(Stated task) All the data should be repeated exactly. Any image in it is left out.

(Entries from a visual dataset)
--------

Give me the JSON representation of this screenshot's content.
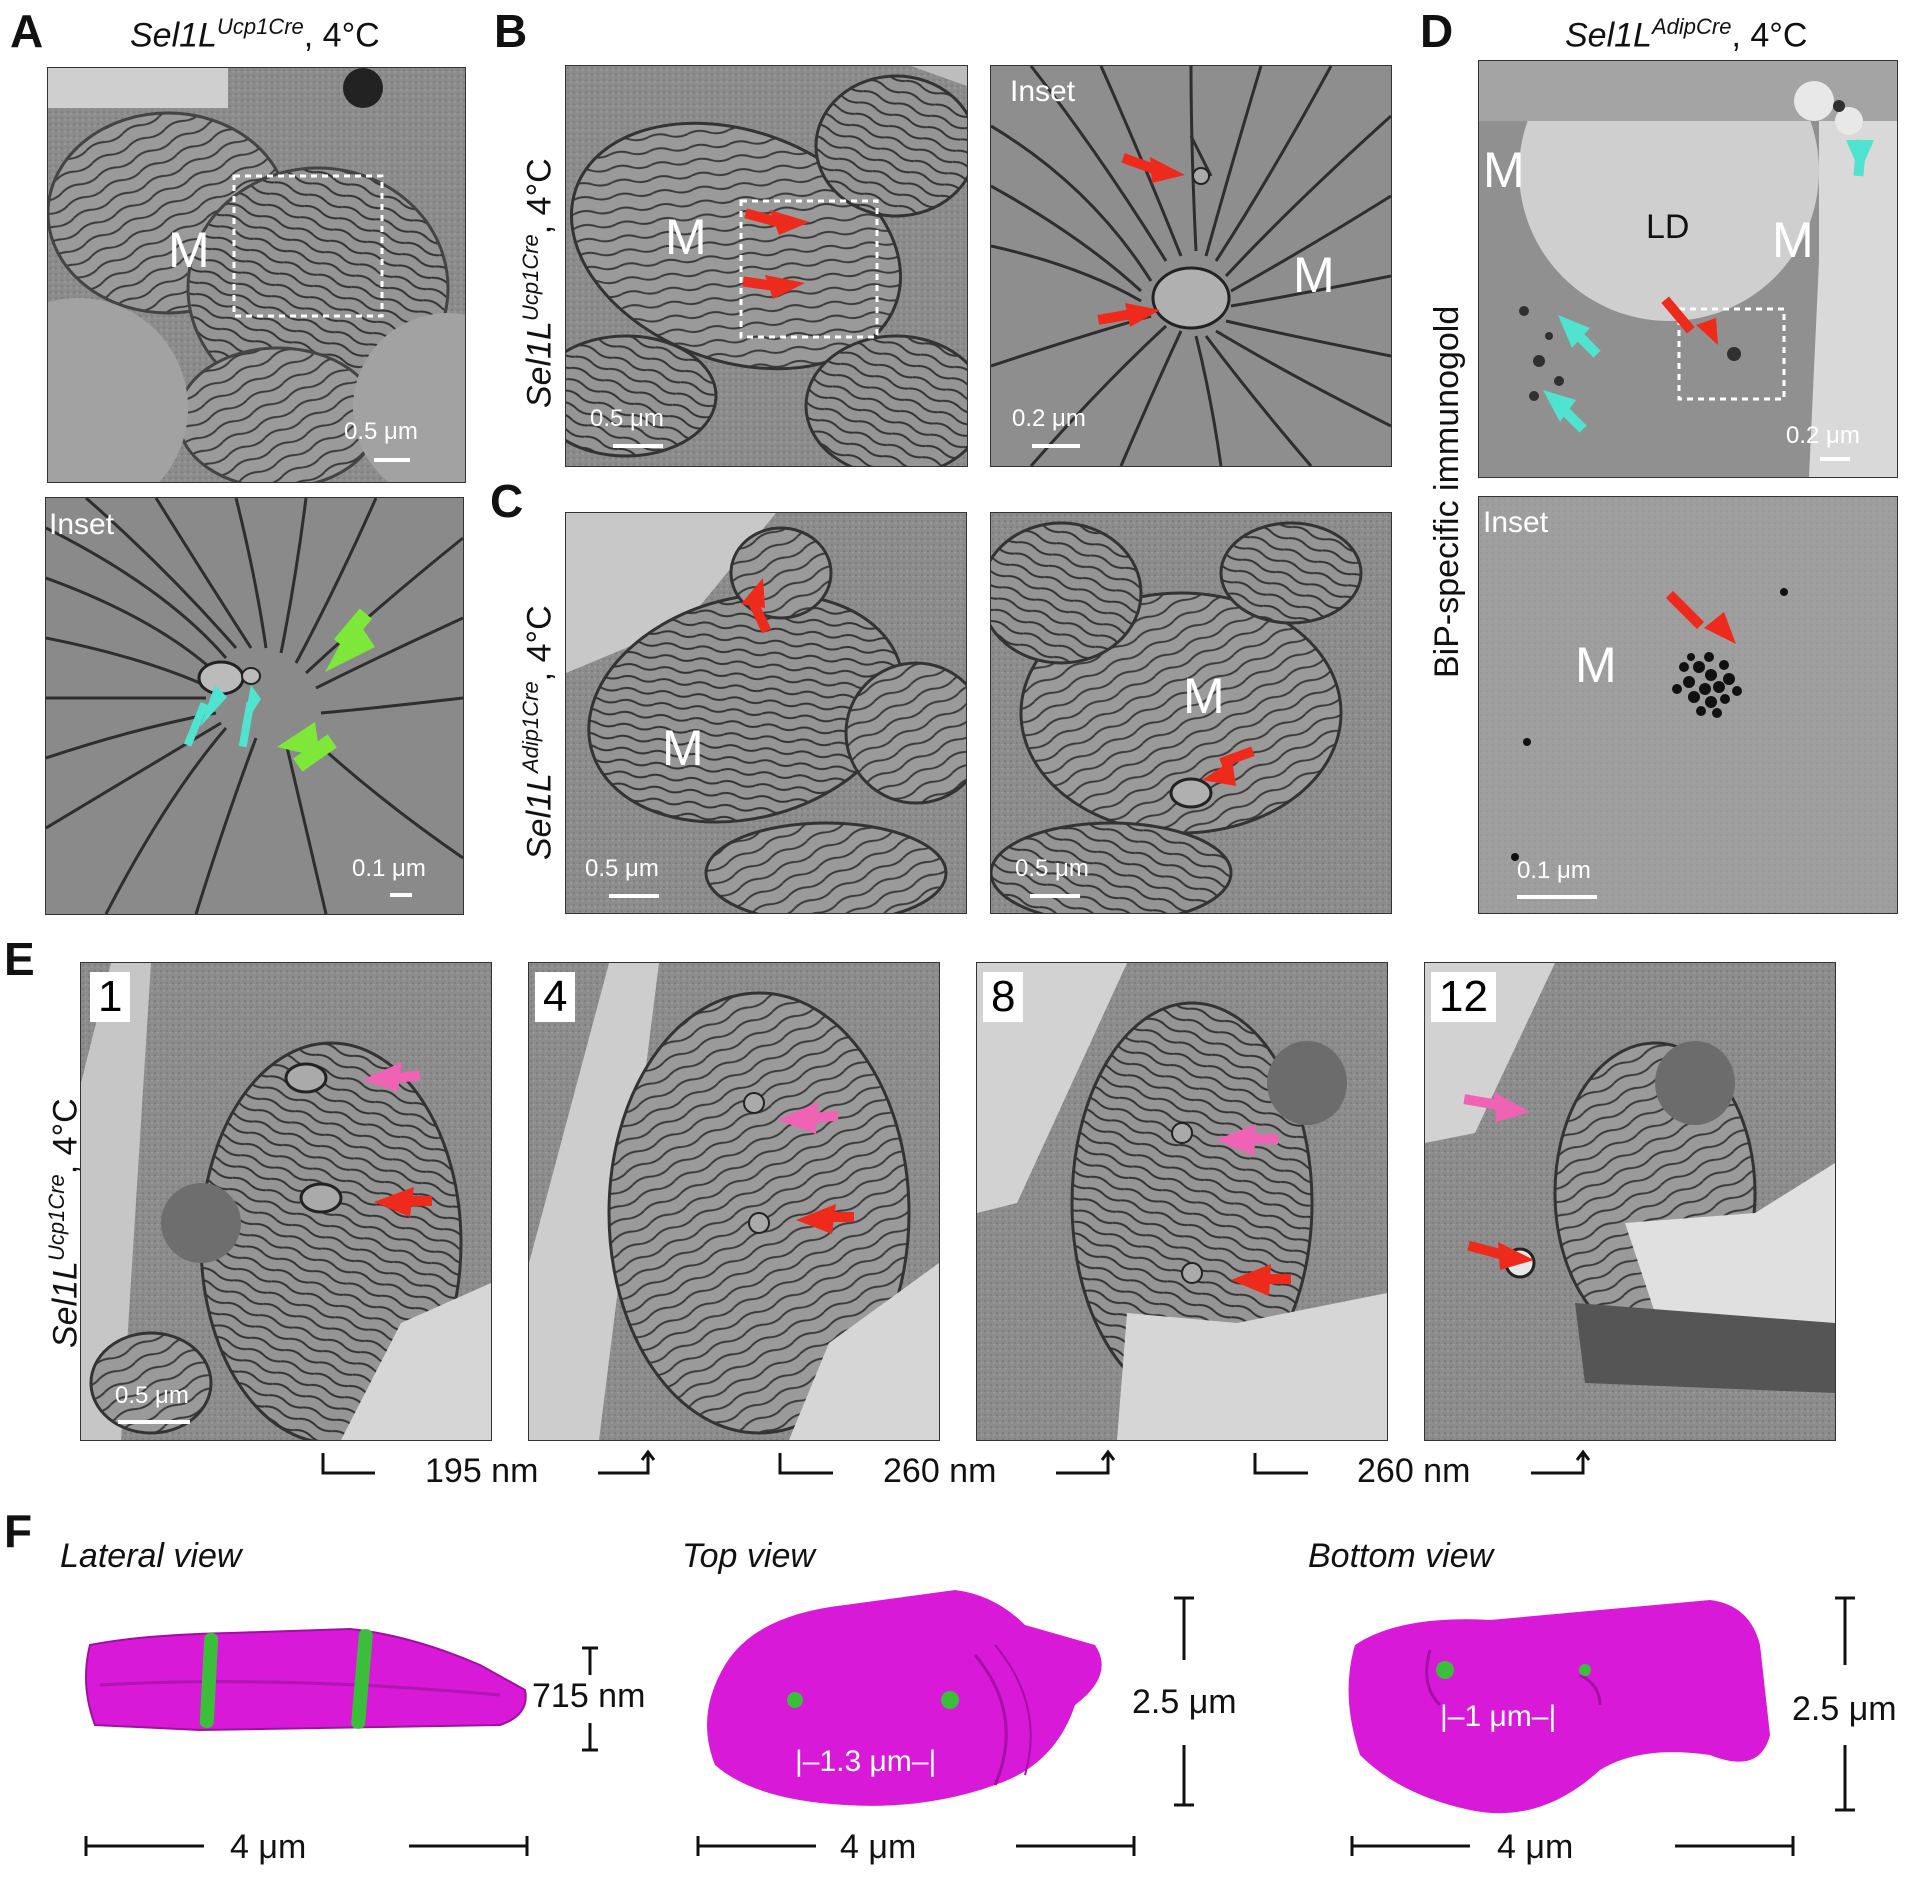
{
  "panels": {
    "A": {
      "letter": "A",
      "title_main": "Sel1L",
      "title_sup": "Ucp1Cre",
      "title_rest": ", 4°C",
      "top": {
        "m_label": "M",
        "scale_text": "0.5 μm"
      },
      "bottom": {
        "inset_label": "Inset",
        "scale_text": "0.1 μm"
      }
    },
    "B": {
      "letter": "B",
      "side_main": "Sel1L",
      "side_sup": "Ucp1Cre",
      "side_rest": ", 4°C",
      "left": {
        "m_label": "M",
        "scale_text": "0.5 μm"
      },
      "right": {
        "inset_label": "Inset",
        "m_label": "M",
        "scale_text": "0.2 μm"
      }
    },
    "C": {
      "letter": "C",
      "side_main": "Sel1L",
      "side_sup": "Adip1Cre",
      "side_rest": ", 4°C",
      "left": {
        "m_label": "M",
        "scale_text": "0.5 μm"
      },
      "right": {
        "m_label": "M",
        "scale_text": "0.5 μm"
      }
    },
    "D": {
      "letter": "D",
      "title_main": "Sel1L",
      "title_sup": "AdipCre",
      "title_rest": ", 4°C",
      "side_label": "BiP-specific immunogold",
      "top": {
        "m_label_1": "M",
        "m_label_2": "M",
        "ld_label": "LD",
        "scale_text": "0.2 μm"
      },
      "bottom": {
        "inset_label": "Inset",
        "m_label": "M",
        "scale_text": "0.1 μm"
      }
    },
    "E": {
      "letter": "E",
      "side_main": "Sel1L",
      "side_sup": "Ucp1Cre",
      "side_rest": ", 4°C",
      "sections": [
        "1",
        "4",
        "8",
        "12"
      ],
      "scale_text": "0.5 μm",
      "distances": [
        "195 nm",
        "260 nm",
        "260 nm"
      ]
    },
    "F": {
      "letter": "F",
      "views": [
        {
          "title": "Lateral view",
          "height_label": "715 nm",
          "width_label": "4 μm"
        },
        {
          "title": "Top view",
          "height_label": "2.5 μm",
          "width_label": "4 μm",
          "inner_label": "1.3 μm"
        },
        {
          "title": "Bottom view",
          "height_label": "2.5 μm",
          "width_label": "4 μm",
          "inner_label": "1 μm"
        }
      ]
    }
  },
  "colors": {
    "red_arrow": "#ee2a1c",
    "cyan_arrow": "#4fe3d0",
    "green_arrow": "#7ee83a",
    "pink_arrow": "#f062b4",
    "magenta_model": "#d81ad8",
    "green_model": "#3bbf3b"
  }
}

--------

(In response)
Give me the JSON representation of this screenshot's content.
{
  "panels": {
    "A": {
      "letter": "A",
      "title_main": "Sel1L",
      "title_sup": "Ucp1Cre",
      "title_rest": ", 4°C",
      "top": {
        "m_label": "M",
        "scale_text": "0.5 μm"
      },
      "bottom": {
        "inset_label": "Inset",
        "scale_text": "0.1 μm"
      }
    },
    "B": {
      "letter": "B",
      "side_main": "Sel1L",
      "side_sup": "Ucp1Cre",
      "side_rest": ", 4°C",
      "left": {
        "m_label": "M",
        "scale_text": "0.5 μm"
      },
      "right": {
        "inset_label": "Inset",
        "m_label": "M",
        "scale_text": "0.2 μm"
      }
    },
    "C": {
      "letter": "C",
      "side_main": "Sel1L",
      "side_sup": "Adip1Cre",
      "side_rest": ", 4°C",
      "left": {
        "m_label": "M",
        "scale_text": "0.5 μm"
      },
      "right": {
        "m_label": "M",
        "scale_text": "0.5 μm"
      }
    },
    "D": {
      "letter": "D",
      "title_main": "Sel1L",
      "title_sup": "AdipCre",
      "title_rest": ", 4°C",
      "side_label": "BiP-specific immunogold",
      "top": {
        "m_label_1": "M",
        "m_label_2": "M",
        "ld_label": "LD",
        "scale_text": "0.2 μm"
      },
      "bottom": {
        "inset_label": "Inset",
        "m_label": "M",
        "scale_text": "0.1 μm"
      }
    },
    "E": {
      "letter": "E",
      "side_main": "Sel1L",
      "side_sup": "Ucp1Cre",
      "side_rest": ", 4°C",
      "sections": [
        "1",
        "4",
        "8",
        "12"
      ],
      "scale_text": "0.5 μm",
      "distances": [
        "195 nm",
        "260 nm",
        "260 nm"
      ]
    },
    "F": {
      "letter": "F",
      "views": [
        {
          "title": "Lateral view",
          "height_label": "715 nm",
          "width_label": "4 μm"
        },
        {
          "title": "Top view",
          "height_label": "2.5 μm",
          "width_label": "4 μm",
          "inner_label": "1.3 μm"
        },
        {
          "title": "Bottom view",
          "height_label": "2.5 μm",
          "width_label": "4 μm",
          "inner_label": "1 μm"
        }
      ]
    }
  },
  "colors": {
    "red_arrow": "#ee2a1c",
    "cyan_arrow": "#4fe3d0",
    "green_arrow": "#7ee83a",
    "pink_arrow": "#f062b4",
    "magenta_model": "#d81ad8",
    "green_model": "#3bbf3b"
  }
}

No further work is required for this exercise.